--- start of Dataset records ---

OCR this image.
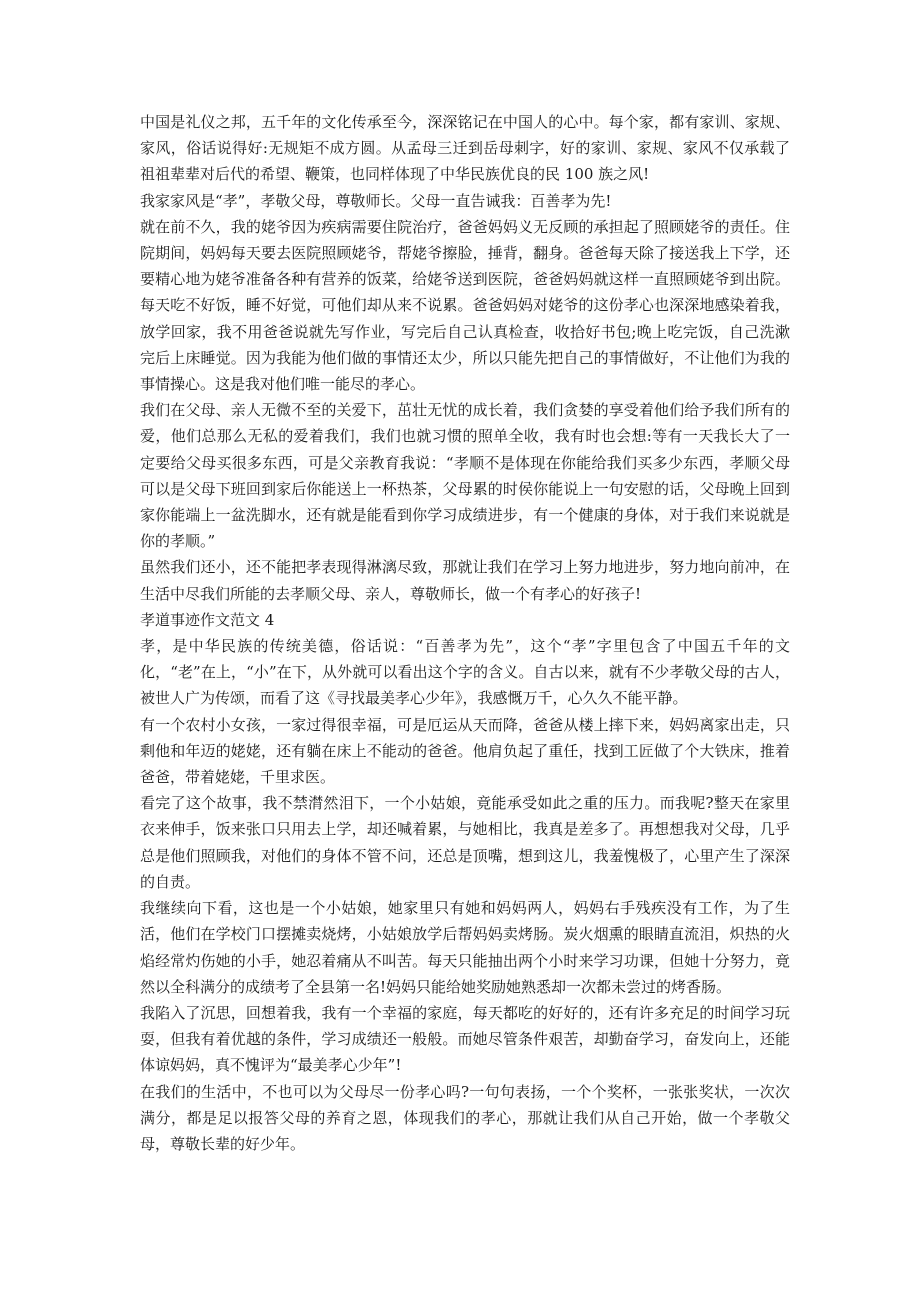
中国是礼仪之邦，五千年的文化传承至今，深深铭记在中国人的心中。每个家，都有家训、家规、家风，俗话说得好:无规矩不成方圆。从孟母三迁到岳母刺字，好的家训、家规、家风不仅承载了祖祖辈辈对后代的希望、鞭策，也同样体现了中华民族优良的民 100 族之风!

我家家风是“孝”，孝敬父母，尊敬师长。父母一直告诫我：百善孝为先!

就在前不久，我的姥爷因为疾病需要住院治疗，爸爸妈妈义无反顾的承担起了照顾姥爷的责任。住院期间，妈妈每天要去医院照顾姥爷，帮姥爷擦脸，捶背，翻身。爸爸每天除了接送我上下学，还要精心地为姥爷准备各种有营养的饭菜，给姥爷送到医院，爸爸妈妈就这样一直照顾姥爷到出院。每天吃不好饭，睡不好觉，可他们却从来不说累。爸爸妈妈对姥爷的这份孝心也深深地感染着我，放学回家，我不用爸爸说就先写作业，写完后自己认真检查，收拾好书包;晚上吃完饭，自己洗漱完后上床睡觉。因为我能为他们做的事情还太少，所以只能先把自己的事情做好，不让他们为我的事情操心。这是我对他们唯一能尽的孝心。

我们在父母、亲人无微不至的关爱下，茁壮无忧的成长着，我们贪婪的享受着他们给予我们所有的爱，他们总那么无私的爱着我们，我们也就习惯的照单全收，我有时也会想:等有一天我长大了一定要给父母买很多东西，可是父亲教育我说：“孝顺不是体现在你能给我们买多少东西，孝顺父母可以是父母下班回到家后你能送上一杯热茶，父母累的时侯你能说上一句安慰的话，父母晚上回到家你能端上一盆洗脚水，还有就是能看到你学习成绩进步，有一个健康的身体，对于我们来说就是你的孝顺。”

虽然我们还小，还不能把孝表现得淋漓尽致，那就让我们在学习上努力地进步，努力地向前冲，在生活中尽我们所能的去孝顺父母、亲人，尊敬师长，做一个有孝心的好孩子!

孝道事迹作文范文 4

孝，是中华民族的传统美德，俗话说：“百善孝为先”，这个“孝”字里包含了中国五千年的文化，“老”在上，“小”在下，从外就可以看出这个字的含义。自古以来，就有不少孝敬父母的古人，被世人广为传颂，而看了这《寻找最美孝心少年》，我感慨万千，心久久不能平静。

有一个农村小女孩，一家过得很幸福，可是厄运从天而降，爸爸从楼上摔下来，妈妈离家出走，只剩他和年迈的姥姥，还有躺在床上不能动的爸爸。他肩负起了重任，找到工匠做了个大铁床，推着爸爸，带着姥姥，千里求医。

看完了这个故事，我不禁潸然泪下，一个小姑娘，竟能承受如此之重的压力。而我呢?整天在家里衣来伸手，饭来张口只用去上学，却还喊着累，与她相比，我真是差多了。再想想我对父母，几乎总是他们照顾我，对他们的身体不管不问，还总是顶嘴，想到这儿，我羞愧极了，心里产生了深深的自责。

我继续向下看，这也是一个小姑娘，她家里只有她和妈妈两人，妈妈右手残疾没有工作，为了生活，他们在学校门口摆摊卖烧烤，小姑娘放学后帮妈妈卖烤肠。炭火烟熏的眼睛直流泪，炽热的火焰经常灼伤她的小手，她忍着痛从不叫苦。每天只能抽出两个小时来学习功课，但她十分努力，竟然以全科满分的成绩考了全县第一名!妈妈只能给她奖励她熟悉却一次都未尝过的烤香肠。

我陷入了沉思，回想着我，我有一个幸福的家庭，每天都吃的好好的，还有许多充足的时间学习玩耍，但我有着优越的条件，学习成绩还一般般。而她尽管条件艰苦，却勤奋学习，奋发向上，还能体谅妈妈，真不愧评为“最美孝心少年”!

在我们的生活中，不也可以为父母尽一份孝心吗?一句句表扬，一个个奖杯，一张张奖状，一次次满分，都是足以报答父母的养育之恩，体现我们的孝心，那就让我们从自己开始，做一个孝敬父母，尊敬长辈的好少年。
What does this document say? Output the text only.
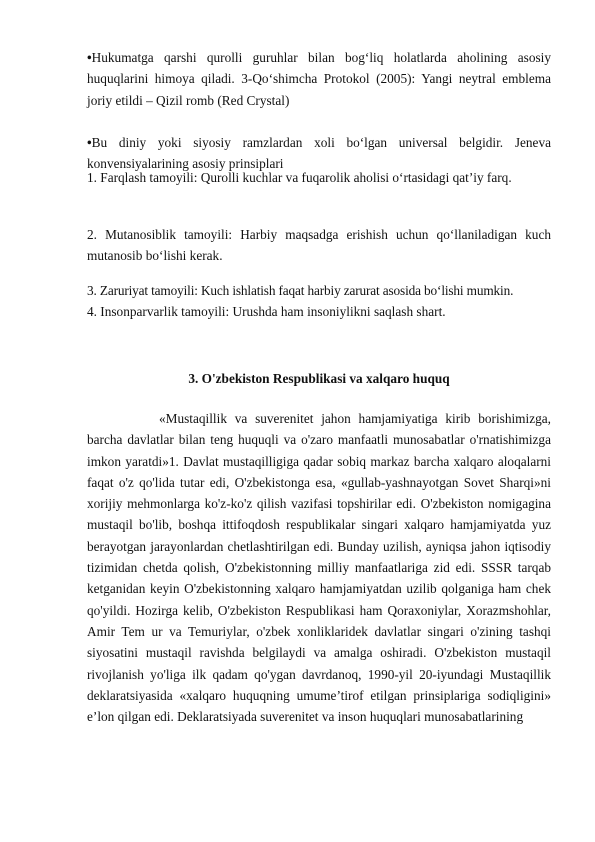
•Hukumatga qarshi qurolli guruhlar bilan bog‘liq holatlarda aholining asosiy huquqlarini himoya qiladi. 3-Qo‘shimcha Protokol (2005): Yangi neytral emblema joriy etildi – Qizil romb (Red Crystal)

•Bu diniy yoki siyosiy ramzlardan xoli bo‘lgan universal belgidir. Jeneva konvensiyalarining asosiy prinsiplari

1. Farqlash tamoyili: Qurolli kuchlar va fuqarolik aholisi o‘rtasidagi qat’iy farq.

2. Mutanosiblik tamoyili: Harbiy maqsadga erishish uchun qo‘llaniladigan kuch mutanosib bo‘lishi kerak.

3. Zaruriyat tamoyili: Kuch ishlatish faqat harbiy zarurat asosida bo‘lishi mumkin.

4. Insonparvarlik tamoyili: Urushda ham insoniylikni saqlash shart.

3. O'zbekiston Respublikasi va xalqaro huquq

«Mustaqillik va suverenitet jahon hamjamiyatiga kirib borishimizga, barcha davlatlar bilan teng huquqli va o'zaro manfaatli munosabatlar o'rnatishimizga imkon yaratdi»1. Davlat mustaqilligiga qadar sobiq markaz barcha xalqaro aloqalarni faqat o'z qo'lida tutar edi, O'zbekistonga esa, «gullab-yashnayotgan Sovet Sharqi»ni xorijiy mehmonlarga ko'z-ko'z qilish vazifasi topshirilar edi. O'zbekiston nomigagina mustaqil bo'lib, boshqa ittifoqdosh respublikalar singari xalqaro hamjamiyatda yuz berayotgan jarayonlardan chetlashtirilgan edi. Bunday uzilish, ayniqsa jahon iqtisodiy tizimidan chetda qolish, O'zbekistonning milliy manfaatlariga zid edi. SSSR tarqab ketganidan keyin O'zbekistonning xalqaro hamjamiyatdan uzilib qolganiga ham chek qo'yildi. Hozirga kelib, O'zbekiston Respublikasi ham Qoraxoniylar, Xorazmshohlar, Amir Tem ur va Temuriylar, o'zbek xonliklaridek davlatlar singari o'zining tashqi siyosatini mustaqil ravishda belgilaydi va amalga oshiradi. O'zbekiston mustaqil rivojlanish yo'liga ilk qadam qo'ygan davrdanoq, 1990-yil 20-iyundagi Mustaqillik deklaratsiyasida «xalqaro huquqning umume’tirof etilgan prinsiplariga sodiqligini» e’lon qilgan edi. Deklaratsiyada suverenitet va inson huquqlari munosabatlarining
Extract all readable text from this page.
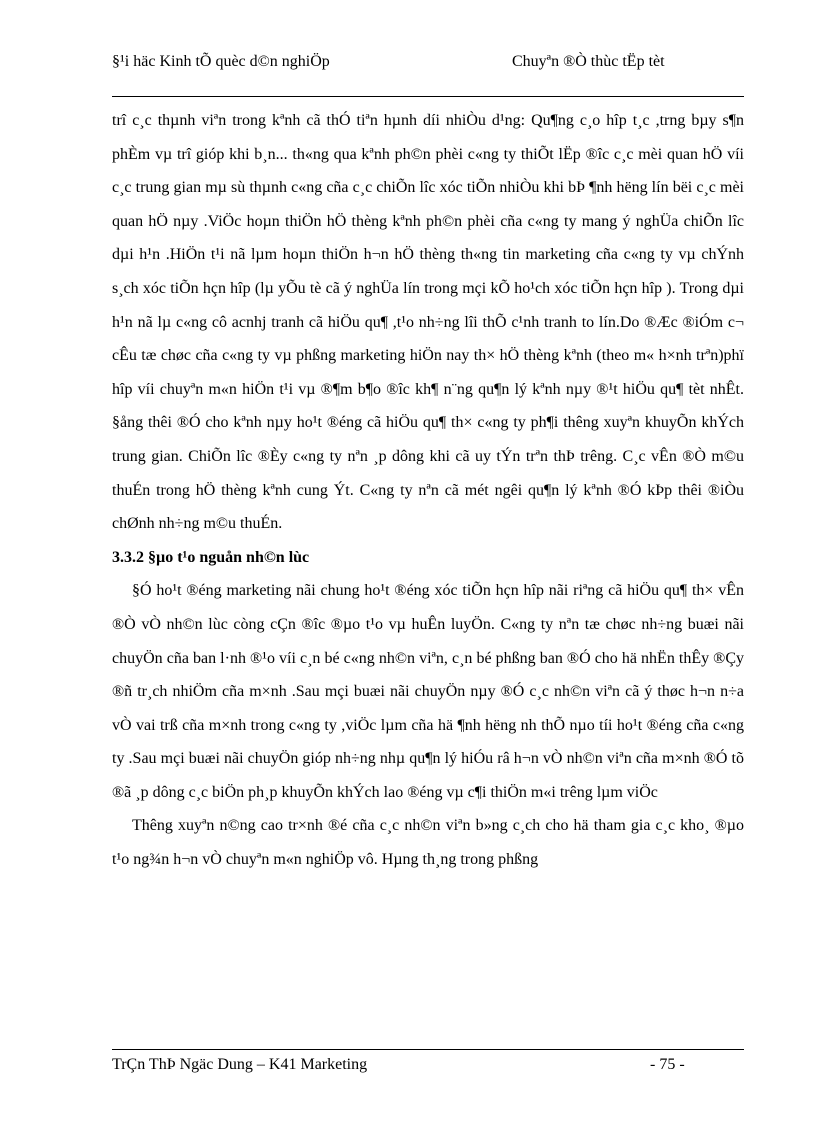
§¹i häc Kinh tÕ quèc d©n nghiÖp	Chuyªn ®Ò thùc tËp tèt

trî c¸c thµnh viªn trong kªnh cã thÓ tiªn hµnh díi nhiÒu d¹ng: Qu¶ng c¸o hîp t¸c ,trng bµy s¶n phÈm vµ trî gióp khi b¸n... th«ng qua kªnh ph©n phèi c«ng ty thiÕt lËp ®îc c¸c mèi quan hÖ víi c¸c trung gian mµ sù thµnh c«ng cña c¸c chiÕn lîc xóc tiÕn nhiÒu khi bÞ ¶nh hëng lín bëi c¸c mèi quan hÖ nµy .ViÖc hoµn thiÖn hÖ thèng kªnh ph©n phèi cña c«ng ty mang ý nghÜa chiÕn lîc dµi h¹n .HiÖn t¹i nã lµm hoµn thiÖn h¬n hÖ thèng th«ng tin marketing cña c«ng ty vµ chÝnh s¸ch xóc tiÕn hçn hîp (lµ yÕu tè cã ý nghÜa lín trong mçi kÕ ho¹ch xóc tiÕn hçn hîp ). Trong dµi h¹n nã lµ c«ng cô acnhj tranh cã hiÖu qu¶ ,t¹o nh÷ng lîi thÕ c¹nh tranh to lín.Do ®Æc ®iÓm c¬ cÊu tæ chøc cña c«ng ty vµ phßng marketing hiÖn nay th× hÖ thèng kªnh (theo m« h×nh trªn)phï hîp víi chuyªn m«n hiÖn t¹i vµ ®¶m b¶o ®îc kh¶ n¨ng qu¶n lý kªnh nµy ®¹t hiÖu qu¶ tèt nhÊt. §ång thêi ®Ó cho kªnh nµy ho¹t ®éng cã hiÖu qu¶ th× c«ng ty ph¶i thêng xuyªn khuyÕn khÝch trung gian. ChiÕn lîc ®Èy c«ng ty nªn ¸p dông khi cã uy tÝn trªn thÞ trêng. C¸c vÊn ®Ò m©u thuÉn trong hÖ thèng kªnh cung Ýt. C«ng ty nªn cã mét ngêi qu¶n lý kªnh ®Ó kÞp thêi ®iÒu chØnh nh÷ng m©u thuÉn.

3.3.2 §µo t¹o nguån nh©n lùc

§Ó ho¹t ®éng marketing nãi chung ho¹t ®éng xóc tiÕn hçn hîp nãi riªng cã hiÖu qu¶ th× vÊn ®Ò vÒ nh©n lùc còng cÇn ®îc ®µo t¹o vµ huÊn luyÖn. C«ng ty nªn tæ chøc nh÷ng buæi nãi chuyÖn cña ban l·nh ®¹o víi c¸n bé c«ng nh©n viªn, c¸n bé phßng ban ®Ó cho hä nhËn thÊy ®Çy ®ñ tr¸ch nhiÖm cña m×nh .Sau mçi buæi nãi chuyÖn nµy ®Ó c¸c nh©n viªn cã ý thøc h¬n n÷a vÒ vai trß cña m×nh trong c«ng ty ,viÖc lµm cña hä ¶nh hëng nh thÕ nµo tíi ho¹t ®éng cña c«ng ty .Sau mçi buæi nãi chuyÖn gióp nh÷ng nhµ qu¶n lý hiÓu râ h¬n vÒ nh©n viªn cña m×nh ®Ó tõ ®ã ¸p dông c¸c biÖn ph¸p khuyÕn khÝch lao ®éng vµ c¶i thiÖn m«i trêng lµm viÖc

Thêng xuyªn n©ng cao tr×nh ®é cña c¸c nh©n viªn b»ng c¸ch cho hä tham gia c¸c kho¸ ®µo t¹o ng¾n h¬n vÒ chuyªn m«n nghiÖp vô. Hµng th¸ng trong phßng

TrÇn ThÞ Ngäc Dung – K41 Marketing	- 75 -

--- end of Dataset records ---

Instruction:
State the count of lines that contain the string "尊敬师长". Nothing else is needed.

Task answer:
2